### Stored records

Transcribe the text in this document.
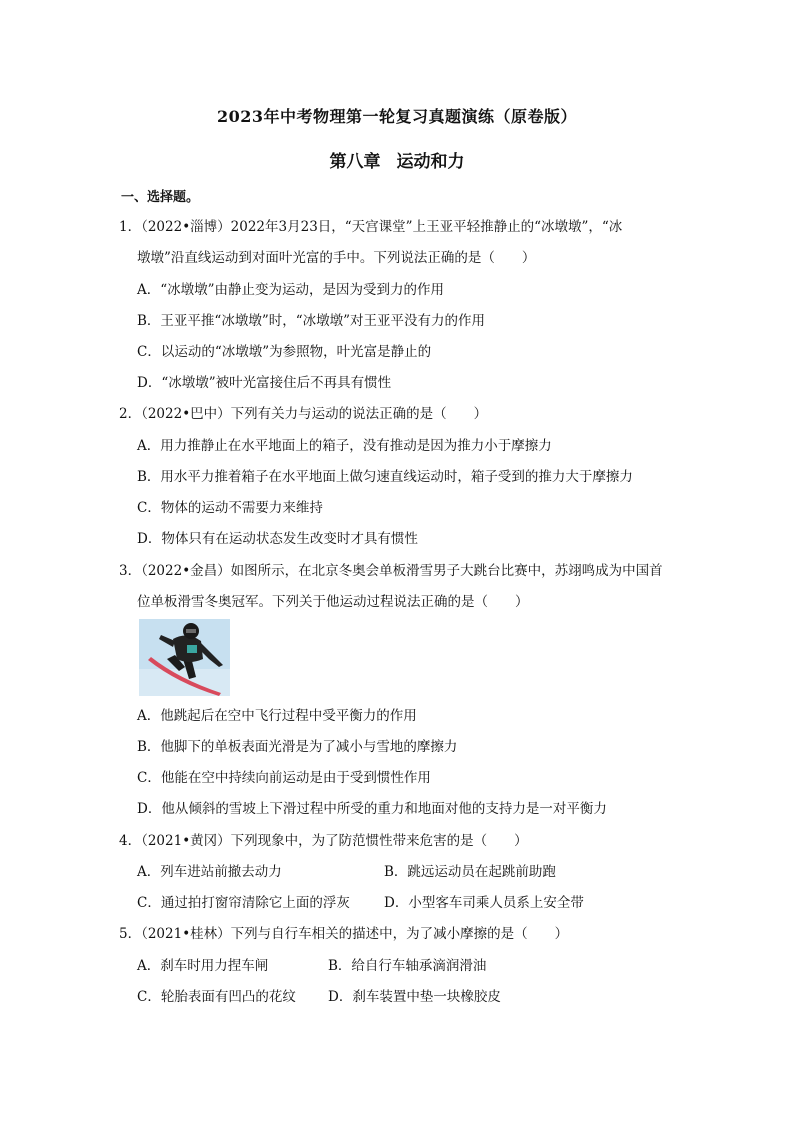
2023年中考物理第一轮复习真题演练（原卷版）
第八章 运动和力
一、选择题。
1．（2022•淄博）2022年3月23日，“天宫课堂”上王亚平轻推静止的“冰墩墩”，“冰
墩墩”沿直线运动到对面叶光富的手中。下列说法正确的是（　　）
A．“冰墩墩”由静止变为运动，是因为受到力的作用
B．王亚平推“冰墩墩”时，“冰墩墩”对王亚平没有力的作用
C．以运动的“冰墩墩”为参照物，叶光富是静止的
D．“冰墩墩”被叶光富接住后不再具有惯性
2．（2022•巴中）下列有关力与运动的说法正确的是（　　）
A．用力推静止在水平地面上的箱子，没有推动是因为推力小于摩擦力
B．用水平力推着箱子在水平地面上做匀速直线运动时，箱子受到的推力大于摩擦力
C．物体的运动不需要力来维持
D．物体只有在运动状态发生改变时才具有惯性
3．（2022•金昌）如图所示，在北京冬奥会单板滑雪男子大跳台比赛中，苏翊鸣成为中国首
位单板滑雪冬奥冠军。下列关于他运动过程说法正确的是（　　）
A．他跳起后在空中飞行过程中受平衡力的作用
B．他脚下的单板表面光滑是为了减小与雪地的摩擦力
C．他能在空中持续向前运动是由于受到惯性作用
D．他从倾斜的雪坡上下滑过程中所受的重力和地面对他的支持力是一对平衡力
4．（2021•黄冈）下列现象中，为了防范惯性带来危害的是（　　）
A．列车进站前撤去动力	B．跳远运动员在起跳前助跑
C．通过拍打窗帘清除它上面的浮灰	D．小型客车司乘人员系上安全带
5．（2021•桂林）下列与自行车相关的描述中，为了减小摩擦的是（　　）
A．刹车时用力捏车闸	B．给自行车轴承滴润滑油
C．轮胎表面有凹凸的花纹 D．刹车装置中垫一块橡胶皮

### EXERCISE GOAL
Keep the pictures out of the copy and return the rest of the data above exactly.

### RESULT OF THE TASK
Transcribe the text in this document.
2023年中考物理第一轮复习真题演练（原卷版）
第八章 运动和力
一、选择题。
1．（2022•淄博）2022年3月23日，“天宫课堂”上王亚平轻推静止的“冰墩墩”，“冰
墩墩”沿直线运动到对面叶光富的手中。下列说法正确的是（　　）
A．“冰墩墩”由静止变为运动，是因为受到力的作用
B．王亚平推“冰墩墩”时，“冰墩墩”对王亚平没有力的作用
C．以运动的“冰墩墩”为参照物，叶光富是静止的
D．“冰墩墩”被叶光富接住后不再具有惯性
2．（2022•巴中）下列有关力与运动的说法正确的是（　　）
A．用力推静止在水平地面上的箱子，没有推动是因为推力小于摩擦力
B．用水平力推着箱子在水平地面上做匀速直线运动时，箱子受到的推力大于摩擦力
C．物体的运动不需要力来维持
D．物体只有在运动状态发生改变时才具有惯性
3．（2022•金昌）如图所示，在北京冬奥会单板滑雪男子大跳台比赛中，苏翊鸣成为中国首
位单板滑雪冬奥冠军。下列关于他运动过程说法正确的是（　　）
A．他跳起后在空中飞行过程中受平衡力的作用
B．他脚下的单板表面光滑是为了减小与雪地的摩擦力
C．他能在空中持续向前运动是由于受到惯性作用
D．他从倾斜的雪坡上下滑过程中所受的重力和地面对他的支持力是一对平衡力
4．（2021•黄冈）下列现象中，为了防范惯性带来危害的是（　　）
A．列车进站前撤去动力	B．跳远运动员在起跳前助跑
C．通过拍打窗帘清除它上面的浮灰	D．小型客车司乘人员系上安全带
5．（2021•桂林）下列与自行车相关的描述中，为了减小摩擦的是（　　）
A．刹车时用力捏车闸	B．给自行车轴承滴润滑油
C．轮胎表面有凹凸的花纹 D．刹车装置中垫一块橡胶皮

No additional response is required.